### Written request
What is the number of lines containing the string "kritika"? Answer with the number only.

• • • • • • •

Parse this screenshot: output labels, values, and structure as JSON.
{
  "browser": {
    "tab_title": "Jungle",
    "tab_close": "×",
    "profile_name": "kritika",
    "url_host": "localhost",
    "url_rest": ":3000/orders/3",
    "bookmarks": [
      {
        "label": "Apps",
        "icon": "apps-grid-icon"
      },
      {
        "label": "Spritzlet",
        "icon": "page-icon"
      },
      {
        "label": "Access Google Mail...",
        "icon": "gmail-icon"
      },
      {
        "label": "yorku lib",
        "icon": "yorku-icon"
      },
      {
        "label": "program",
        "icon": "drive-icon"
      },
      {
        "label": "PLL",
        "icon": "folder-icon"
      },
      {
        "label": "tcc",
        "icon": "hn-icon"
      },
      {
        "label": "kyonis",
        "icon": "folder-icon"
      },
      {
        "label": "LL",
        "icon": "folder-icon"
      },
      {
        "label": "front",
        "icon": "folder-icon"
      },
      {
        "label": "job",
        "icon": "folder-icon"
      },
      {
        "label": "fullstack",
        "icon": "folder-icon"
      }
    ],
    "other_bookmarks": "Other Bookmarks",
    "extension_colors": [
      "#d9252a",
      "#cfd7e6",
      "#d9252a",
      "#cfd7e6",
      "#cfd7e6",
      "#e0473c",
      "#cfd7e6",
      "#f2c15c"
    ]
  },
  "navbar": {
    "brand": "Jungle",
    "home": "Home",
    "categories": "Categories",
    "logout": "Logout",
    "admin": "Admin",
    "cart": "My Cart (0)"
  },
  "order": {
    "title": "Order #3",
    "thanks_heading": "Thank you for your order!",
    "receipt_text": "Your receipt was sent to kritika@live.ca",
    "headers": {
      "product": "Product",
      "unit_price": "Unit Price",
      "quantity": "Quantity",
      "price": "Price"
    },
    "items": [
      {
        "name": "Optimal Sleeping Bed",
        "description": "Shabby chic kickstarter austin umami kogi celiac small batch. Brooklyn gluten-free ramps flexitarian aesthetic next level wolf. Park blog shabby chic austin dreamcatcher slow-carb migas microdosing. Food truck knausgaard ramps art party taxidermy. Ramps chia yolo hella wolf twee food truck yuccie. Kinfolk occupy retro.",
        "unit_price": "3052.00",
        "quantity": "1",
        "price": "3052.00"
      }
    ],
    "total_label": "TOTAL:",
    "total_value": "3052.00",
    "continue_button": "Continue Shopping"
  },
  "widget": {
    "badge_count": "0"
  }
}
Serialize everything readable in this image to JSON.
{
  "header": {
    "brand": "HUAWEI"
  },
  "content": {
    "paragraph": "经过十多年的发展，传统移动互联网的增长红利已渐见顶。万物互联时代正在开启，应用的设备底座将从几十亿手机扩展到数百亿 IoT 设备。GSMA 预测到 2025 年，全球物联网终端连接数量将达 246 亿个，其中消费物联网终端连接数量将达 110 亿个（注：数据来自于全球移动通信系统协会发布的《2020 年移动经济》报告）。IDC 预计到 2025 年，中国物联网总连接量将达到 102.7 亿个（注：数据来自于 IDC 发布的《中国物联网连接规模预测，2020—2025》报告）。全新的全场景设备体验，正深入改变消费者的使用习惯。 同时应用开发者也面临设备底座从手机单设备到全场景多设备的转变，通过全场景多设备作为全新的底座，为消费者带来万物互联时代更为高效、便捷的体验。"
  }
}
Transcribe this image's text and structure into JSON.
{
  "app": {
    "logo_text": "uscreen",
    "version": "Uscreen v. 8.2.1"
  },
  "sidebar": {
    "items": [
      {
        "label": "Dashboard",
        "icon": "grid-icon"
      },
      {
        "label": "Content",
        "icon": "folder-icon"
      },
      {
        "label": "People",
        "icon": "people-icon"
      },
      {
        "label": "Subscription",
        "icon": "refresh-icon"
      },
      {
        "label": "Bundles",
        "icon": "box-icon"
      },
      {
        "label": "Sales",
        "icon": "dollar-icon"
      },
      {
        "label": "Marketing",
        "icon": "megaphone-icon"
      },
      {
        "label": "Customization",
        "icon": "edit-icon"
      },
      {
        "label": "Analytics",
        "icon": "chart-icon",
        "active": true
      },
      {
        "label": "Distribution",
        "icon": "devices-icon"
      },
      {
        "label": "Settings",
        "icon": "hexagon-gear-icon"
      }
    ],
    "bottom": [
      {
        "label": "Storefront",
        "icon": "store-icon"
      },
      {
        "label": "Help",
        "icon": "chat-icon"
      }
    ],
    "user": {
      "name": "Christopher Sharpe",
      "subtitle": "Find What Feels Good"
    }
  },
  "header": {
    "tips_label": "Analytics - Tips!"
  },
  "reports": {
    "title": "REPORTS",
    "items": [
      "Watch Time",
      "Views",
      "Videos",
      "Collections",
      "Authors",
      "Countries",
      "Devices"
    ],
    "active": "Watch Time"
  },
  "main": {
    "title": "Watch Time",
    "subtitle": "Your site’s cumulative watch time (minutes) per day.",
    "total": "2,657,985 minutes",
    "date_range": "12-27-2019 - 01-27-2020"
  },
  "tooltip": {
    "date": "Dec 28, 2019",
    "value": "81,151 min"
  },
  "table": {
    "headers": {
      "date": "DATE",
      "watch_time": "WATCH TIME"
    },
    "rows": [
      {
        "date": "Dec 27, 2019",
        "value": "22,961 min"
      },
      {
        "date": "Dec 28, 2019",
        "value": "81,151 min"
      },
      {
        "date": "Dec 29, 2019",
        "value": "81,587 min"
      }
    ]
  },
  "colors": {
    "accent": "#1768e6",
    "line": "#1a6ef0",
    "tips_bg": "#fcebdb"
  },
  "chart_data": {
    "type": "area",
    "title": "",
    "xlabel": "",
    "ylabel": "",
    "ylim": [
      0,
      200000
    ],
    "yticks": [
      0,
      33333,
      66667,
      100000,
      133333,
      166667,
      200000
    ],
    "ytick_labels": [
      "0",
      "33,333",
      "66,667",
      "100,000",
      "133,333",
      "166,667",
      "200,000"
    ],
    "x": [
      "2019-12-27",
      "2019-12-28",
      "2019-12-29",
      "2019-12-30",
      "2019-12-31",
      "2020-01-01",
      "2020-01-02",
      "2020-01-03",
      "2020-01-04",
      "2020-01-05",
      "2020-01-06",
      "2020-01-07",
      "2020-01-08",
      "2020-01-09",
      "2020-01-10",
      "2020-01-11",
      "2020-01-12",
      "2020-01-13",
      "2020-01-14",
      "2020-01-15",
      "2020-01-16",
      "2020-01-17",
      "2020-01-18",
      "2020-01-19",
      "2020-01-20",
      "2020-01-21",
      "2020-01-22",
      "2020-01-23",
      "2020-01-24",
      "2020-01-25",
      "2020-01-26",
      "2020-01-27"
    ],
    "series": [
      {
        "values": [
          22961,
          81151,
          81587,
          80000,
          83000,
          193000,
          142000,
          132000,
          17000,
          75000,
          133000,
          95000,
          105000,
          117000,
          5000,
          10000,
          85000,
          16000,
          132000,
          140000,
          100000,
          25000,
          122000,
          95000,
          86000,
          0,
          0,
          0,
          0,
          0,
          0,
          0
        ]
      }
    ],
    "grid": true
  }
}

• • • • • • •

### Solution
2